**Requirement**. Look through the data below and return each line where "mind" appears.

**Material for this exercise**.
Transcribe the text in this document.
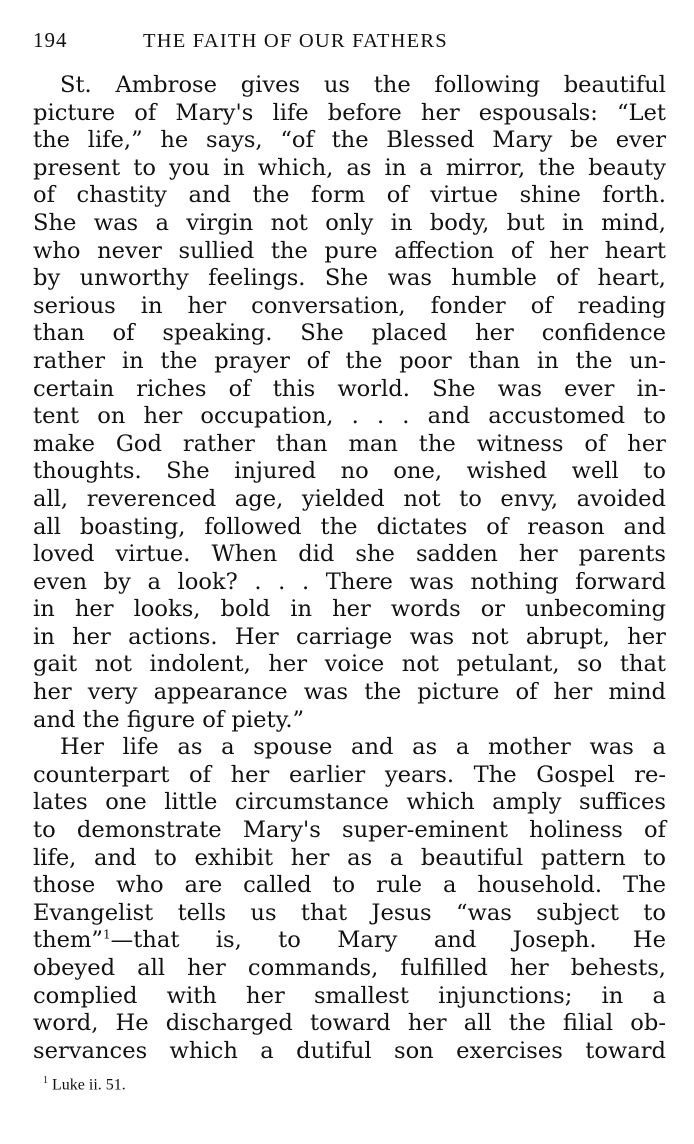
194	THE FAITH OF OUR FATHERS
St. Ambrose gives us the following beautiful
picture of Mary's life before her espousals: “Let
the life,” he says, “of the Blessed Mary be ever
present to you in which, as in a mirror, the beauty
of chastity and the form of virtue shine forth.
She was a virgin not only in body, but in mind,
who never sullied the pure affection of her heart
by unworthy feelings. She was humble of heart,
serious in her conversation, fonder of reading
than of speaking. She placed her confidence
rather in the prayer of the poor than in the un-
certain riches of this world. She was ever in-
tent on her occupation, . . . and accustomed to
make God rather than man the witness of her
thoughts. She injured no one, wished well to
all, reverenced age, yielded not to envy, avoided
all boasting, followed the dictates of reason and
loved virtue. When did she sadden her parents
even by a look? . . . There was nothing forward
in her looks, bold in her words or unbecoming
in her actions. Her carriage was not abrupt, her
gait not indolent, her voice not petulant, so that
her very appearance was the picture of her mind
and the figure of piety.”
Her life as a spouse and as a mother was a
counterpart of her earlier years. The Gospel re-
lates one little circumstance which amply suffices
to demonstrate Mary's super-eminent holiness of
life, and to exhibit her as a beautiful pattern to
those who are called to rule a household. The
Evangelist tells us that Jesus “was subject to
them”$^1$—that is, to Mary and Joseph. He
obeyed all her commands, fulfilled her behests,
complied with her smallest injunctions; in a
word, He discharged toward her all the filial ob-
servances which a dutiful son exercises toward
$^1$ Luke ii. 51.
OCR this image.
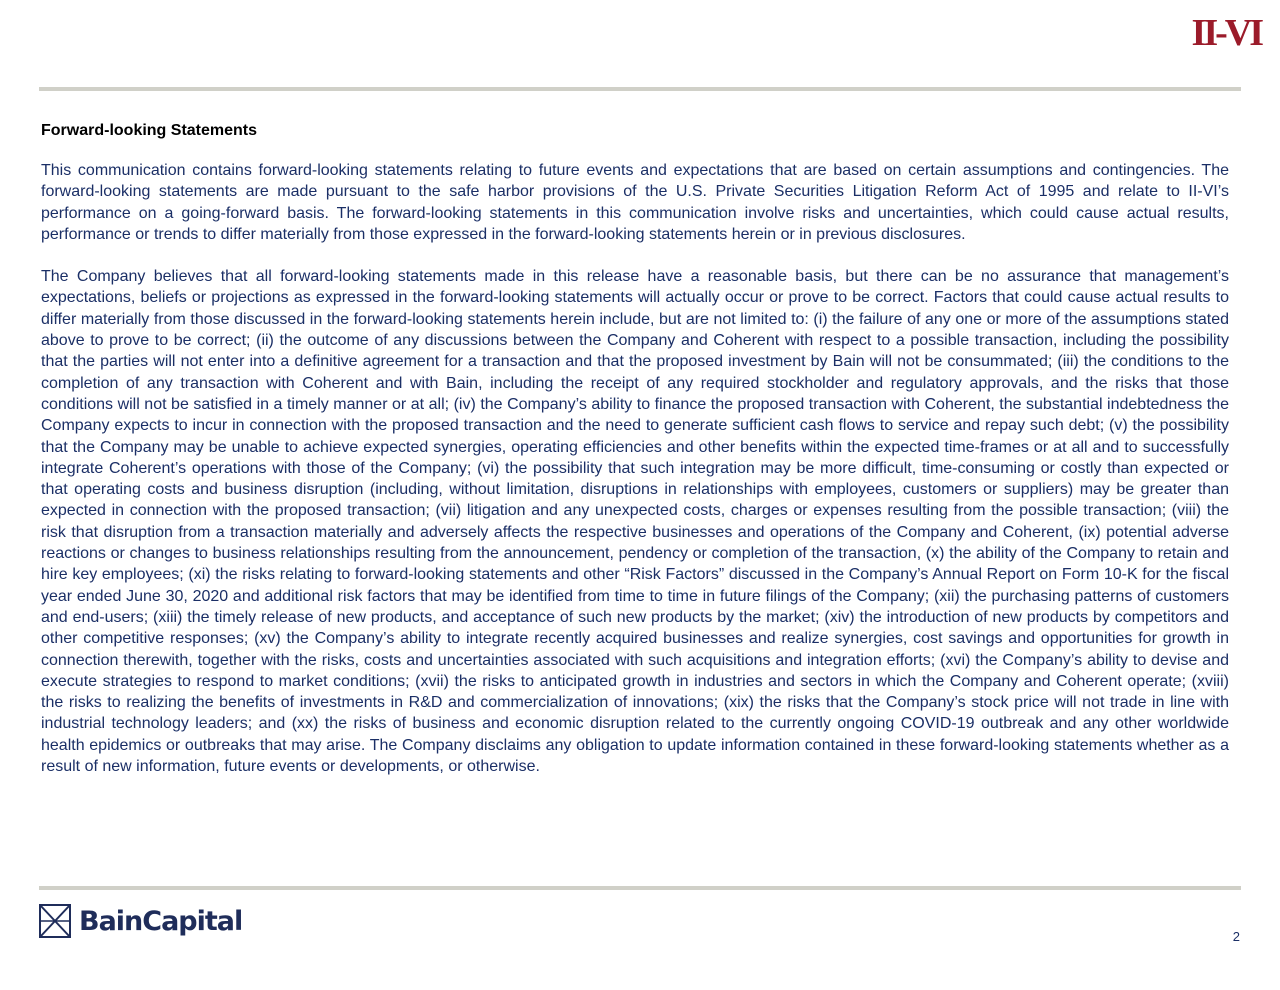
II-VI
Forward-looking Statements

This communication contains forward-looking statements relating to future events and expectations that are based on certain assumptions and contingencies. The forward-looking statements are made pursuant to the safe harbor provisions of the U.S. Private Securities Litigation Reform Act of 1995 and relate to II-VI’s performance on a going-forward basis. The forward-looking statements in this communication involve risks and uncertainties, which could cause actual results, performance or trends to differ materially from those expressed in the forward-looking statements herein or in previous disclosures.

The Company believes that all forward-looking statements made in this release have a reasonable basis, but there can be no assurance that management’s expectations, beliefs or projections as expressed in the forward-looking statements will actually occur or prove to be correct. Factors that could cause actual results to differ materially from those discussed in the forward-looking statements herein include, but are not limited to: (i) the failure of any one or more of the assumptions stated above to prove to be correct; (ii) the outcome of any discussions between the Company and Coherent with respect to a possible transaction, including the possibility that the parties will not enter into a definitive agreement for a transaction and that the proposed investment by Bain will not be consummated; (iii) the conditions to the completion of any transaction with Coherent and with Bain, including the receipt of any required stockholder and regulatory approvals, and the risks that those conditions will not be satisfied in a timely manner or at all; (iv) the Company’s ability to finance the proposed transaction with Coherent, the substantial indebtedness the Company expects to incur in connection with the proposed transaction and the need to generate sufficient cash flows to service and repay such debt; (v) the possibility that the Company may be unable to achieve expected synergies, operating efficiencies and other benefits within the expected time-frames or at all and to successfully integrate Coherent’s operations with those of the Company; (vi) the possibility that such integration may be more difficult, time-consuming or costly than expected or that operating costs and business disruption (including, without limitation, disruptions in relationships with employees, customers or suppliers) may be greater than expected in connection with the proposed transaction; (vii) litigation and any unexpected costs, charges or expenses resulting from the possible transaction; (viii) the risk that disruption from a transaction materially and adversely affects the respective businesses and operations of the Company and Coherent, (ix) potential adverse reactions or changes to business relationships resulting from the announcement, pendency or completion of the transaction, (x) the ability of the Company to retain and hire key employees; (xi) the risks relating to forward-looking statements and other “Risk Factors” discussed in the Company’s Annual Report on Form 10-K for the fiscal year ended June 30, 2020 and additional risk factors that may be identified from time to time in future filings of the Company; (xii) the purchasing patterns of customers and end-users; (xiii) the timely release of new products, and acceptance of such new products by the market; (xiv) the introduction of new products by competitors and other competitive responses; (xv) the Company’s ability to integrate recently acquired businesses and realize synergies, cost savings and opportunities for growth in connection therewith, together with the risks, costs and uncertainties associated with such acquisitions and integration efforts; (xvi) the Company’s ability to devise and execute strategies to respond to market conditions; (xvii) the risks to anticipated growth in industries and sectors in which the Company and Coherent operate; (xviii) the risks to realizing the benefits of investments in R&D and commercialization of innovations; (xix) the risks that the Company’s stock price will not trade in line with industrial technology leaders; and (xx) the risks of business and economic disruption related to the currently ongoing COVID-19 outbreak and any other worldwide health epidemics or outbreaks that may arise. The Company disclaims any obligation to update information contained in these forward-looking statements whether as a result of new information, future events or developments, or otherwise.

BainCapital	2
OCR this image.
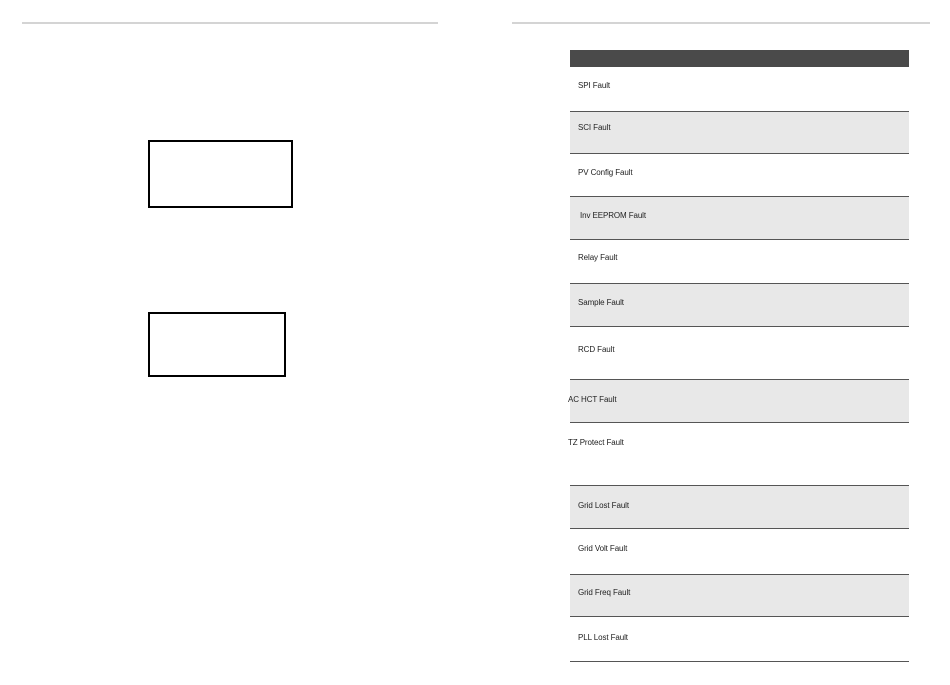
SPI Fault
SCI Fault
PV Config Fault
Inv EEPROM Fault
Relay Fault
Sample Fault
RCD Fault
AC HCT Fault
TZ Protect Fault
Grid Lost Fault
Grid Volt Fault
Grid Freq Fault
PLL Lost Fault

**Expected answer**.
She was a virgin not only in body, but in mind,
her very appearance was the picture of her mind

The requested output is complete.